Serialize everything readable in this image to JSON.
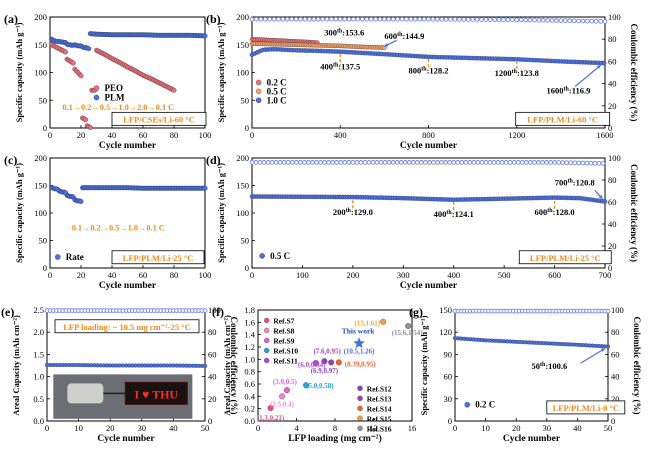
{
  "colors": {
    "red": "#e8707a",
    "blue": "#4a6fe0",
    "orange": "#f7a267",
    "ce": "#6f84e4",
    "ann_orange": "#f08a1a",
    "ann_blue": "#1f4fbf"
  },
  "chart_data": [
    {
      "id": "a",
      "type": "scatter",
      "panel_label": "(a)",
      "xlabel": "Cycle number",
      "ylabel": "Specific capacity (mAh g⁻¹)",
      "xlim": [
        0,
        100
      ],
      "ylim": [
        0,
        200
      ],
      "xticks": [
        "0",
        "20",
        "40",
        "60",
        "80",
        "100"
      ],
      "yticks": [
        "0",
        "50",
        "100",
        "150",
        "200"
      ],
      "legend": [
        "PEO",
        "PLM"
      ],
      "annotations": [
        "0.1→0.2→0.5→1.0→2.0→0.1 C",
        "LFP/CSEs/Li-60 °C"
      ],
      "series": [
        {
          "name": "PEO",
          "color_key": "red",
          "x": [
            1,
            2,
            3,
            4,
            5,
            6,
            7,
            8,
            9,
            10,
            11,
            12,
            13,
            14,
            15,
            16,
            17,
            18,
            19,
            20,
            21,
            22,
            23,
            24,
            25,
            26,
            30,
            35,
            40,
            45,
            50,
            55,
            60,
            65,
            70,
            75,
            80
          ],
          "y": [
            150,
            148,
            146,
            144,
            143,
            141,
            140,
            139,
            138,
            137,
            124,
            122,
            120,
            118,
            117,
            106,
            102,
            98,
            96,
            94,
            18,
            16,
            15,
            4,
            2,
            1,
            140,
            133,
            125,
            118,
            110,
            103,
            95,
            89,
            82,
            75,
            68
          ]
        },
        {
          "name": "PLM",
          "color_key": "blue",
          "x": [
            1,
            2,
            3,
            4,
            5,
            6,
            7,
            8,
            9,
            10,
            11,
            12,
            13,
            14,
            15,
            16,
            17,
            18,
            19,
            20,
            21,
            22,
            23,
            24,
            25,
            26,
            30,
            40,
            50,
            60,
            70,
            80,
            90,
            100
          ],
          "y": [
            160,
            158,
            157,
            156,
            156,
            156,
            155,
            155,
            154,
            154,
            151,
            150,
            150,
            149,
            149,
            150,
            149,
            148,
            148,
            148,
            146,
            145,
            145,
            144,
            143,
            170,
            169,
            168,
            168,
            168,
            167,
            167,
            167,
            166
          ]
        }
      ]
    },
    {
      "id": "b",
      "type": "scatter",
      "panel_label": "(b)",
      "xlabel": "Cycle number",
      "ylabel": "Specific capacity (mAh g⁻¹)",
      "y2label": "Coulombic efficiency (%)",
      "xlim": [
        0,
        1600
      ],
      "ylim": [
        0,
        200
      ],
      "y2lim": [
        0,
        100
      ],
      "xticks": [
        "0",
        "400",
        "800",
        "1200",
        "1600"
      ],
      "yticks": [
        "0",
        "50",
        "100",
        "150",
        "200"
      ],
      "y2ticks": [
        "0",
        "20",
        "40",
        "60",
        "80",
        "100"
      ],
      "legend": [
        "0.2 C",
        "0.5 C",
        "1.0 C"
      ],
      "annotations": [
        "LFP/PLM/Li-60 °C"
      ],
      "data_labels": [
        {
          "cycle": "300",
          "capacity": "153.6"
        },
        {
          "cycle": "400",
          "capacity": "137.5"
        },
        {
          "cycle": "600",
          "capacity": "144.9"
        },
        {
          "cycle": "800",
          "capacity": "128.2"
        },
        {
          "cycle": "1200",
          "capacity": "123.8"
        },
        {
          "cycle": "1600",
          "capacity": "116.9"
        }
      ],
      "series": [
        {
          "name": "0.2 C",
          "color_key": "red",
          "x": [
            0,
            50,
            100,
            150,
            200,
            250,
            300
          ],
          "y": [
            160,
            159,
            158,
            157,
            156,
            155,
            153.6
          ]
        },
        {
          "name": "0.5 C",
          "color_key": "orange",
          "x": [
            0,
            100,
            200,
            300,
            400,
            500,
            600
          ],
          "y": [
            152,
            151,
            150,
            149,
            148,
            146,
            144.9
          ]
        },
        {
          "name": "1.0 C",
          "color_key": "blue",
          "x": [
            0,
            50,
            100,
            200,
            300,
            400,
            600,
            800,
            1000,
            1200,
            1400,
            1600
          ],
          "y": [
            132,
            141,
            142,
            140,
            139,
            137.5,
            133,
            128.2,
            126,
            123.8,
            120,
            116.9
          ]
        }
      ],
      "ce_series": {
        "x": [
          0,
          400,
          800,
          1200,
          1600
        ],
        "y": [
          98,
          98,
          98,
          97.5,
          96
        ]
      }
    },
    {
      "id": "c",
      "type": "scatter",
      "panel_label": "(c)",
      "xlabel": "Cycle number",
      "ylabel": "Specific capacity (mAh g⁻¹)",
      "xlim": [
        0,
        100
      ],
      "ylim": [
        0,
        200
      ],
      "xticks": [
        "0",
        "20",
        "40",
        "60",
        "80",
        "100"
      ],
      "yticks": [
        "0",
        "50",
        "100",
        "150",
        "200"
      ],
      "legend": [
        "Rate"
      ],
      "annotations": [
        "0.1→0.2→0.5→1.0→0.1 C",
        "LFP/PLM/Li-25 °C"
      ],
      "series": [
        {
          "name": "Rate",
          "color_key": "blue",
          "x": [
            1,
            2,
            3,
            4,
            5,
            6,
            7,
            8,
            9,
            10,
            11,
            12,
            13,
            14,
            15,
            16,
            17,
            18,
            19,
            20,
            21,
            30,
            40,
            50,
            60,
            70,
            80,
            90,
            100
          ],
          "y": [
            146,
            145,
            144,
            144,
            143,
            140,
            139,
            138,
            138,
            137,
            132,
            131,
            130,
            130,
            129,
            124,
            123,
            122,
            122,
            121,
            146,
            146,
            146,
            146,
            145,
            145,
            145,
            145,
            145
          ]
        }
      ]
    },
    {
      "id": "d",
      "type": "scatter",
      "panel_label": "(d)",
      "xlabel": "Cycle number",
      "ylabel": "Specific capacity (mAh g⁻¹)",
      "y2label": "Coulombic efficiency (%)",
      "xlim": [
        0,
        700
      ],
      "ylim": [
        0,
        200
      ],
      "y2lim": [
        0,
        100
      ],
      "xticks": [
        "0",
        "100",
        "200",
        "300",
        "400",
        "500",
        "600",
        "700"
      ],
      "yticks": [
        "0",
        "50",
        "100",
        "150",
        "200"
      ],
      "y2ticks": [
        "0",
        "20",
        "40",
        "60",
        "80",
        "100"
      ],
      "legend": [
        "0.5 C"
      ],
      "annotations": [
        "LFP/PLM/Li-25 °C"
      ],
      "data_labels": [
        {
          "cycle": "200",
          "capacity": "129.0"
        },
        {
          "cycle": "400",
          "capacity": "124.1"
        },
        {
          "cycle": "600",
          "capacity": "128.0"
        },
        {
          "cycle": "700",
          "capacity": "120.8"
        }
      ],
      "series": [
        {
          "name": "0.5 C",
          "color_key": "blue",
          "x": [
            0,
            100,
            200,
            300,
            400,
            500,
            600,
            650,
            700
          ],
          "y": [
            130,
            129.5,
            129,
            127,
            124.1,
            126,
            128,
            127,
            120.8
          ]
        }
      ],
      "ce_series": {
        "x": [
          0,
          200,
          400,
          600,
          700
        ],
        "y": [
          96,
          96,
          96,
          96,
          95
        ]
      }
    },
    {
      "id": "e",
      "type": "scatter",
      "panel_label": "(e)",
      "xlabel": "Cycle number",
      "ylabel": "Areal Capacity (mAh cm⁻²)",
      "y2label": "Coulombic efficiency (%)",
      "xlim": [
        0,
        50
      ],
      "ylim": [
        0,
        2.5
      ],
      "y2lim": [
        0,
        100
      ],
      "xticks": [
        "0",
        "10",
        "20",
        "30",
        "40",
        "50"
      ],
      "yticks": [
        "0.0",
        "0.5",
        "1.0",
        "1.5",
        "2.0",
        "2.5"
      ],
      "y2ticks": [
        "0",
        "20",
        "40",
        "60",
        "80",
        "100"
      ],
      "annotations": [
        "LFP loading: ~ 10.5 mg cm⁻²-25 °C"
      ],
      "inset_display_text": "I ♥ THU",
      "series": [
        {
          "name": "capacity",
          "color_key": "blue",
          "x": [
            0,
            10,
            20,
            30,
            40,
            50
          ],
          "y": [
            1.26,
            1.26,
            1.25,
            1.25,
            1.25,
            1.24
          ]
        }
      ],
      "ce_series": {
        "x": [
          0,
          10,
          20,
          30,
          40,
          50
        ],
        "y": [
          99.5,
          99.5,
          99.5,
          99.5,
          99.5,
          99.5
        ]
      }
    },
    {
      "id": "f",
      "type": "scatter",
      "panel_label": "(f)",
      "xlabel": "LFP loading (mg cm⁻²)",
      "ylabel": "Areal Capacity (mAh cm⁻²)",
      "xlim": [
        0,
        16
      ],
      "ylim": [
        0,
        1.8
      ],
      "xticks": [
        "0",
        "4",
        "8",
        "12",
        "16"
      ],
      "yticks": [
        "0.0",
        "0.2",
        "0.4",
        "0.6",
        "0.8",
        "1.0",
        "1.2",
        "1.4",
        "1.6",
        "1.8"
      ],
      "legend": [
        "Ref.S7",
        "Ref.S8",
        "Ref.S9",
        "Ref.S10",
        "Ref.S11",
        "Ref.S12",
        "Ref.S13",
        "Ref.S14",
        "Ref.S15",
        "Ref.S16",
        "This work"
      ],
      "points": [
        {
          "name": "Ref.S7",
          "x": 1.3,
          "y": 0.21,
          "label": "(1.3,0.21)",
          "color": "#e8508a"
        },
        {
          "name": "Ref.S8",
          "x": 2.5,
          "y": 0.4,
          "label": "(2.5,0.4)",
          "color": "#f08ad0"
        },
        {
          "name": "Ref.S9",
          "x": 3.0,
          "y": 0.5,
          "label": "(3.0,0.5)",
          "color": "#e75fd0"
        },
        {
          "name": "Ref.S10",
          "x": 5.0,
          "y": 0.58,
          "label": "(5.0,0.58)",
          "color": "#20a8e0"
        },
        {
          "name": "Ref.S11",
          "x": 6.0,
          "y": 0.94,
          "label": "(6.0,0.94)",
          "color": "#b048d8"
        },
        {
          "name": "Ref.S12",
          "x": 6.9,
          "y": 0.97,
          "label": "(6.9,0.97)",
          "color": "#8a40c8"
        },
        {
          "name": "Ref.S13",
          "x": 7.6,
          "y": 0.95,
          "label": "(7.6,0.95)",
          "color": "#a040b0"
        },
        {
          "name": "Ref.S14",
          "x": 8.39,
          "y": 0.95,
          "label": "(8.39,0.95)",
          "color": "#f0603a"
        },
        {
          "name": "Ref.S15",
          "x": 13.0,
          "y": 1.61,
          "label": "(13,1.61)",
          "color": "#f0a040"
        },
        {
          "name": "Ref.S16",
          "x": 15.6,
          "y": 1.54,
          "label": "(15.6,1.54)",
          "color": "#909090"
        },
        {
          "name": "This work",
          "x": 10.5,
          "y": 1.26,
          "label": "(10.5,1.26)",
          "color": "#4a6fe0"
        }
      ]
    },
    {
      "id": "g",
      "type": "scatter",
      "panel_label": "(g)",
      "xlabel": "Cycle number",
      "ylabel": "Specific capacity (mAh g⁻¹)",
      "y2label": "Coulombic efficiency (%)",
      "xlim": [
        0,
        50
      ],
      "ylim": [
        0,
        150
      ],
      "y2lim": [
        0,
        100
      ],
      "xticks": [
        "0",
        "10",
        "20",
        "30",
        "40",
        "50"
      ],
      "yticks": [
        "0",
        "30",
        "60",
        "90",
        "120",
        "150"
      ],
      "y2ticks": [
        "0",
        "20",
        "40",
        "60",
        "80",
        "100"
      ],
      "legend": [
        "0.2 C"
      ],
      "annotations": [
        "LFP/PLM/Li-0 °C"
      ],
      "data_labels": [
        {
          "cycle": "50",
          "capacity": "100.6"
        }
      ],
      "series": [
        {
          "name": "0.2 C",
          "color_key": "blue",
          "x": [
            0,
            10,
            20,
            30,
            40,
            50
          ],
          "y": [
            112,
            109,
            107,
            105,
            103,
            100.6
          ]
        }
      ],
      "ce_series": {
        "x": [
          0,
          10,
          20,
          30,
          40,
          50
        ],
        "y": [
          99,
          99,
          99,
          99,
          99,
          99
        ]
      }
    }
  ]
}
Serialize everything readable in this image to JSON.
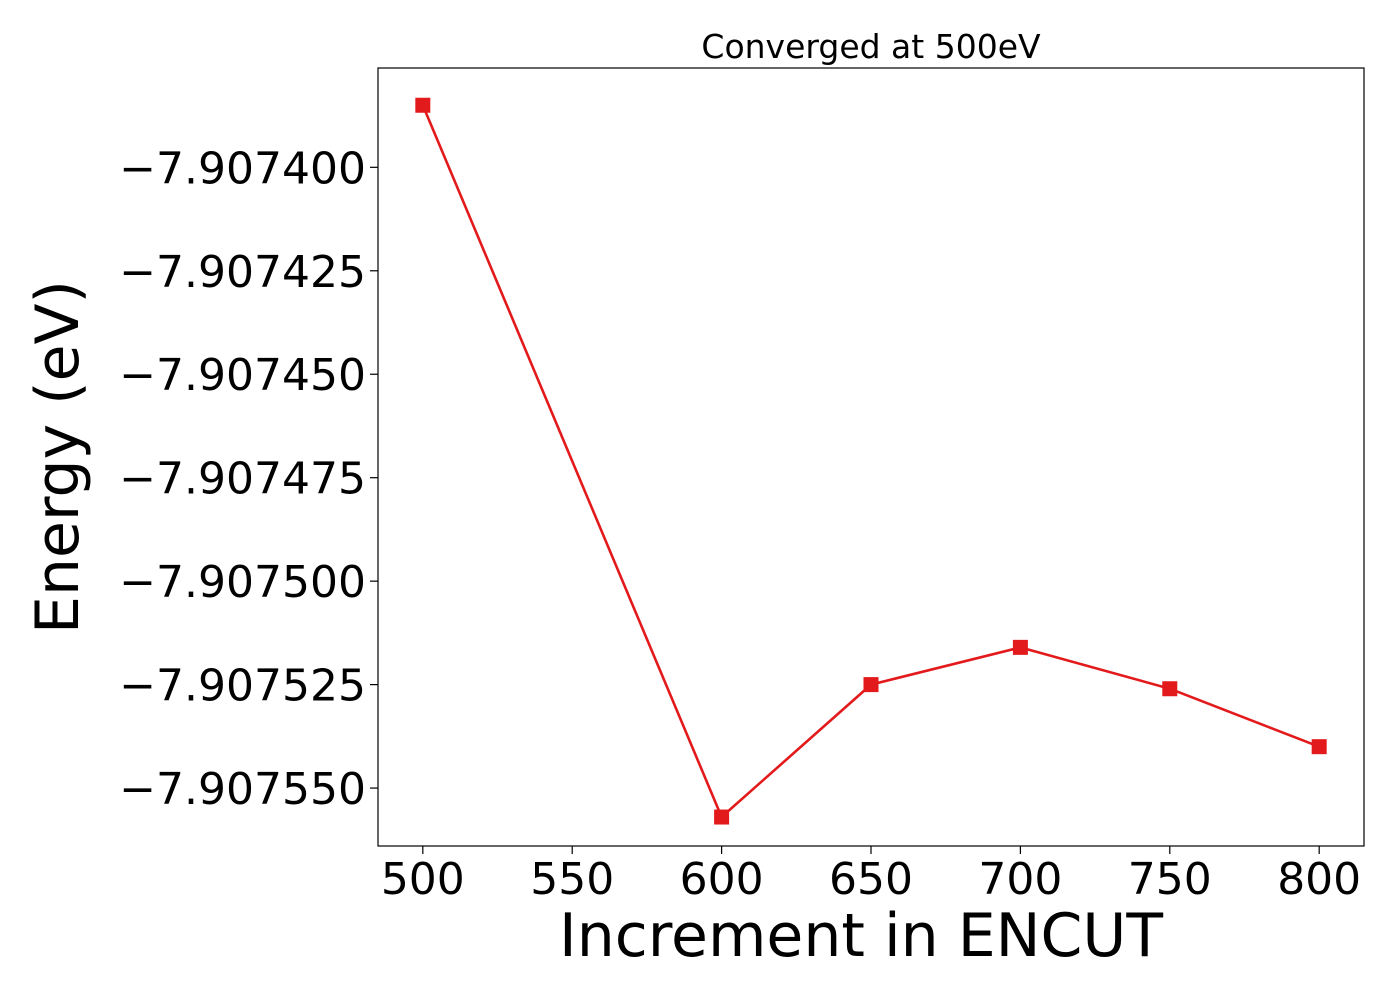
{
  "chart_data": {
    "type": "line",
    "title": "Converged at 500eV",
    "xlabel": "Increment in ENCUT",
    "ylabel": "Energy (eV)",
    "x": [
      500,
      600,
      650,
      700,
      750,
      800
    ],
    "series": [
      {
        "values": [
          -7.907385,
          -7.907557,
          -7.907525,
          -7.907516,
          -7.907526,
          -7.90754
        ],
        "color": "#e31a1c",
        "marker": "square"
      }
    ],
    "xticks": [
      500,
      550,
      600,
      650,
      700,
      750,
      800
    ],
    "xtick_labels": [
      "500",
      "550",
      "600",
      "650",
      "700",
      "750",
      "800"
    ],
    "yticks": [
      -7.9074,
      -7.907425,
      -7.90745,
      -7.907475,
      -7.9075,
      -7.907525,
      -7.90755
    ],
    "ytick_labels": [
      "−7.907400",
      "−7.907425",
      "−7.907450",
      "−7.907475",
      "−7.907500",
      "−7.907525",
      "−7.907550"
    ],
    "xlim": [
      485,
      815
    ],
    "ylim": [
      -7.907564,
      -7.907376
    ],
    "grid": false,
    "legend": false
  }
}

#####

▶ [Task brief] Among the entries above, how many lines include the word "loading"? Reply with the number only.

▶ [Answer for the task] 2